TASK DESCRIPTION: Count the lines containing "lorsque" in the entries underneath, and state that count without anything else.

::::::

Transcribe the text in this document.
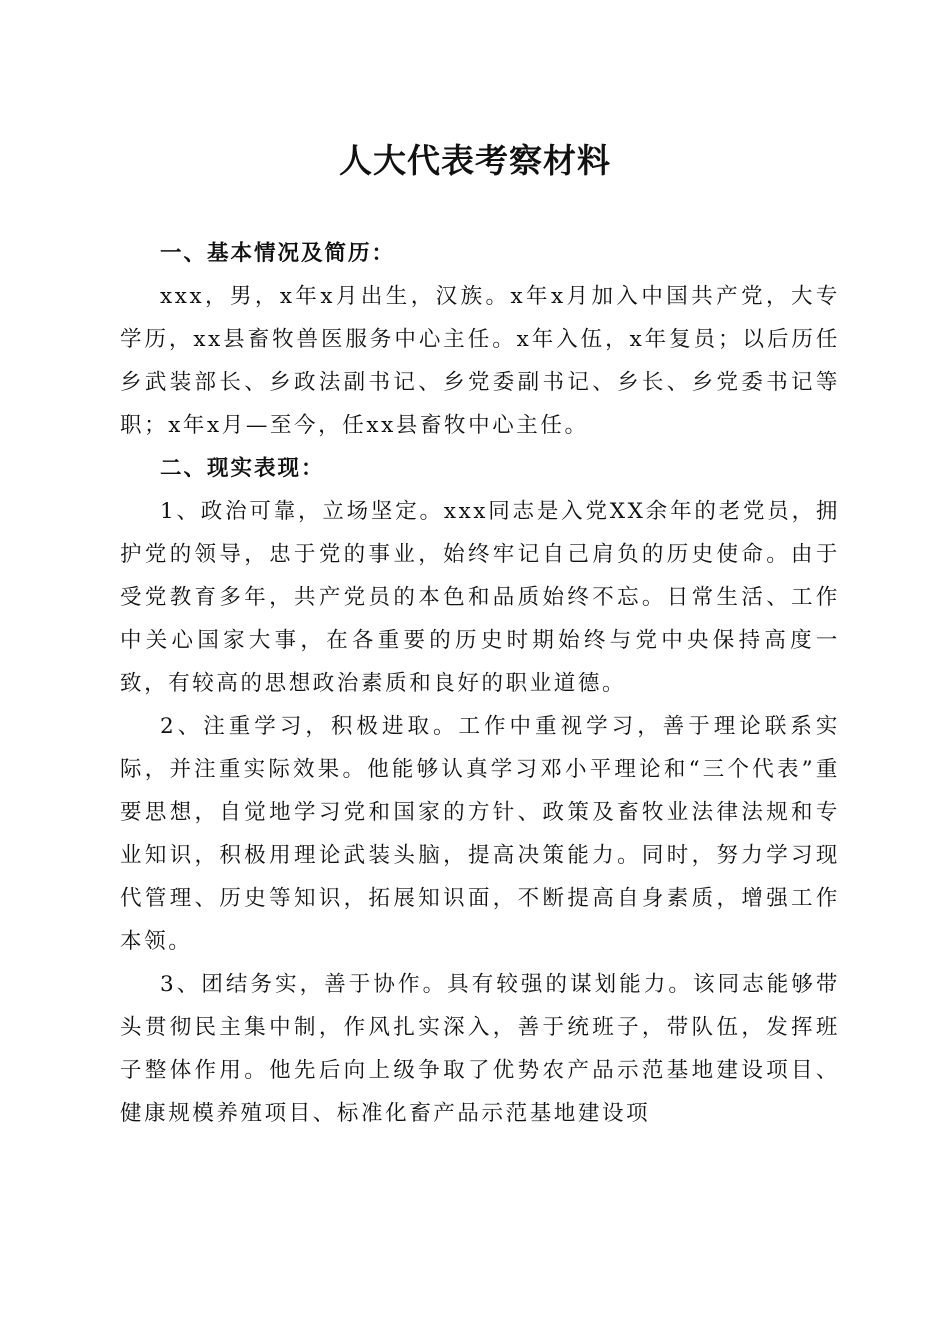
人大代表考察材料

一、基本情况及简历：

xxx，男，x年x月出生，汉族。x年x月加入中国共产党，大专学历，xx县畜牧兽医服务中心主任。x年入伍，x年复员；以后历任乡武装部长、乡政法副书记、乡党委副书记、乡长、乡党委书记等职；x年x月—至今，任xx县畜牧中心主任。

二、现实表现：

1、政治可靠，立场坚定。xxx同志是入党XX余年的老党员，拥护党的领导，忠于党的事业，始终牢记自己肩负的历史使命。由于受党教育多年，共产党员的本色和品质始终不忘。日常生活、工作中关心国家大事，在各重要的历史时期始终与党中央保持高度一致，有较高的思想政治素质和良好的职业道德。

2、注重学习，积极进取。工作中重视学习，善于理论联系实际，并注重实际效果。他能够认真学习邓小平理论和“三个代表”重要思想，自觉地学习党和国家的方针、政策及畜牧业法律法规和专业知识，积极用理论武装头脑，提高决策能力。同时，努力学习现代管理、历史等知识，拓展知识面，不断提高自身素质，增强工作本领。

3、团结务实，善于协作。具有较强的谋划能力。该同志能够带头贯彻民主集中制，作风扎实深入，善于统班子，带队伍，发挥班子整体作用。他先后向上级争取了优势农产品示范基地建设项目、健康规模养殖项目、标准化畜产品示范基地建设项
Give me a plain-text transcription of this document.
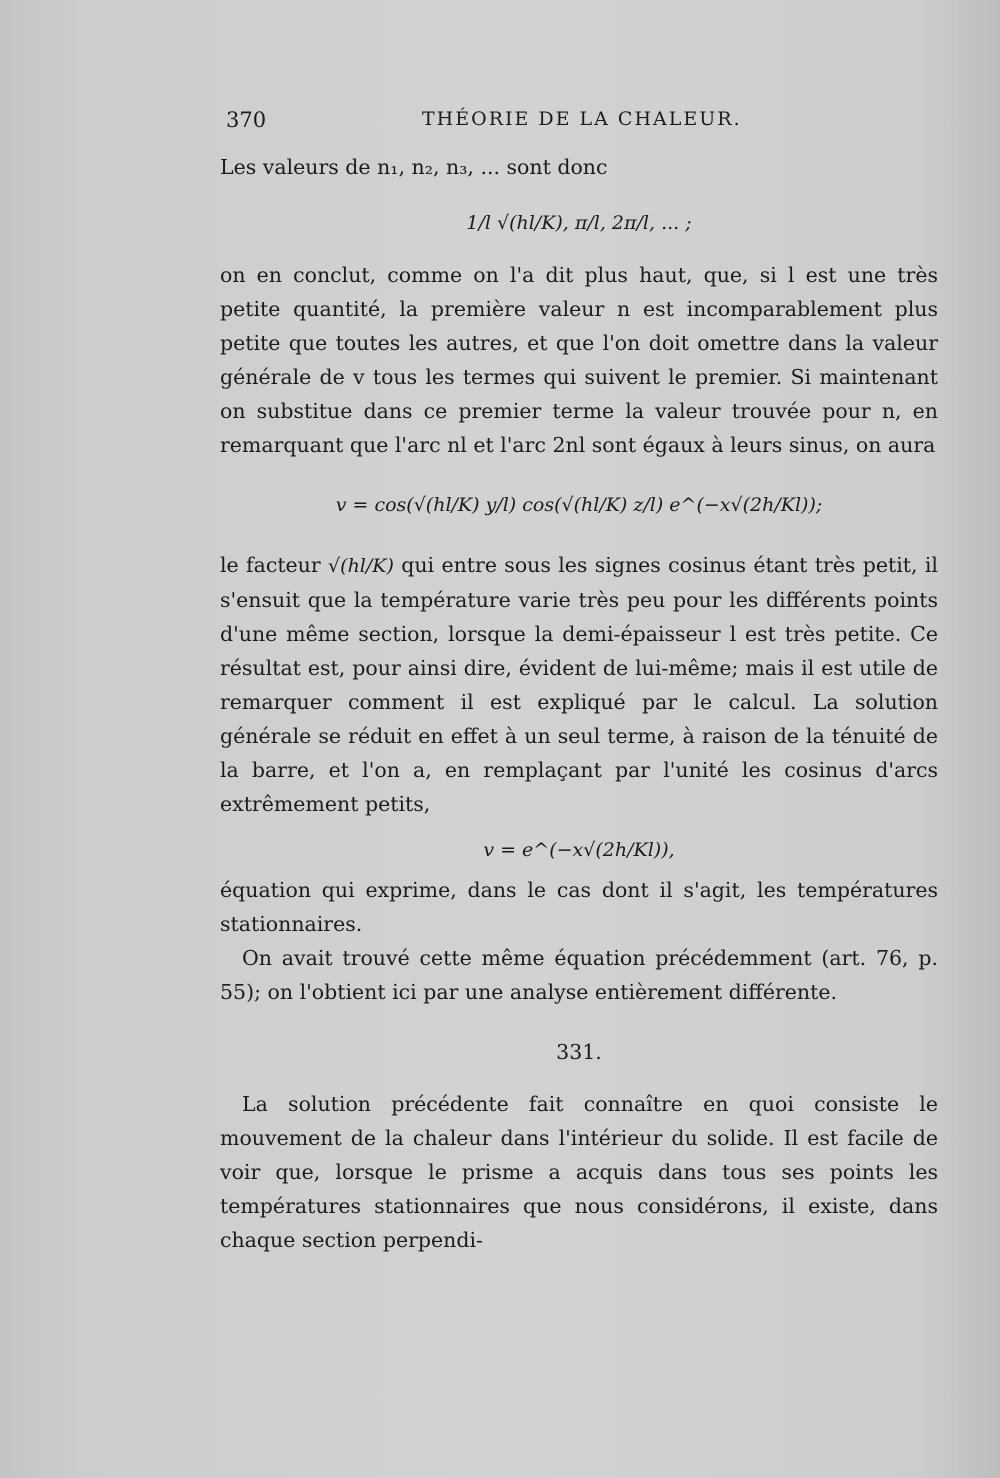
370	THÉORIE DE LA CHALEUR.

Les valeurs de n₁, n₂, n₃, ... sont donc

1/l √(hl/K), π/l, 2π/l, ... ;

on en conclut, comme on l'a dit plus haut, que, si l est une très petite quantité, la première valeur n est incomparablement plus petite que toutes les autres, et que l'on doit omettre dans la valeur générale de v tous les termes qui suivent le premier. Si maintenant on substitue dans ce premier terme la valeur trouvée pour n, en remarquant que l'arc nl et l'arc 2nl sont égaux à leurs sinus, on aura

v = cos(√(hl/K) y/l) cos(√(hl/K) z/l) e^(−x√(2h/Kl));

le facteur √(hl/K) qui entre sous les signes cosinus étant très petit, il s'ensuit que la température varie très peu pour les différents points d'une même section, lorsque la demi-épaisseur l est très petite. Ce résultat est, pour ainsi dire, évident de lui-même; mais il est utile de remarquer comment il est expliqué par le calcul. La solution générale se réduit en effet à un seul terme, à raison de la ténuité de la barre, et l'on a, en remplaçant par l'unité les cosinus d'arcs extrêmement petits,

v = e^(−x√(2h/Kl)),

équation qui exprime, dans le cas dont il s'agit, les températures stationnaires.

On avait trouvé cette même équation précédemment (art. 76, p. 55); on l'obtient ici par une analyse entièrement différente.

331.

La solution précédente fait connaître en quoi consiste le mouvement de la chaleur dans l'intérieur du solide. Il est facile de voir que, lorsque le prisme a acquis dans tous ses points les températures stationnaires que nous considérons, il existe, dans chaque section perpendi-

::::::

EXERCISE OUTPUT: 2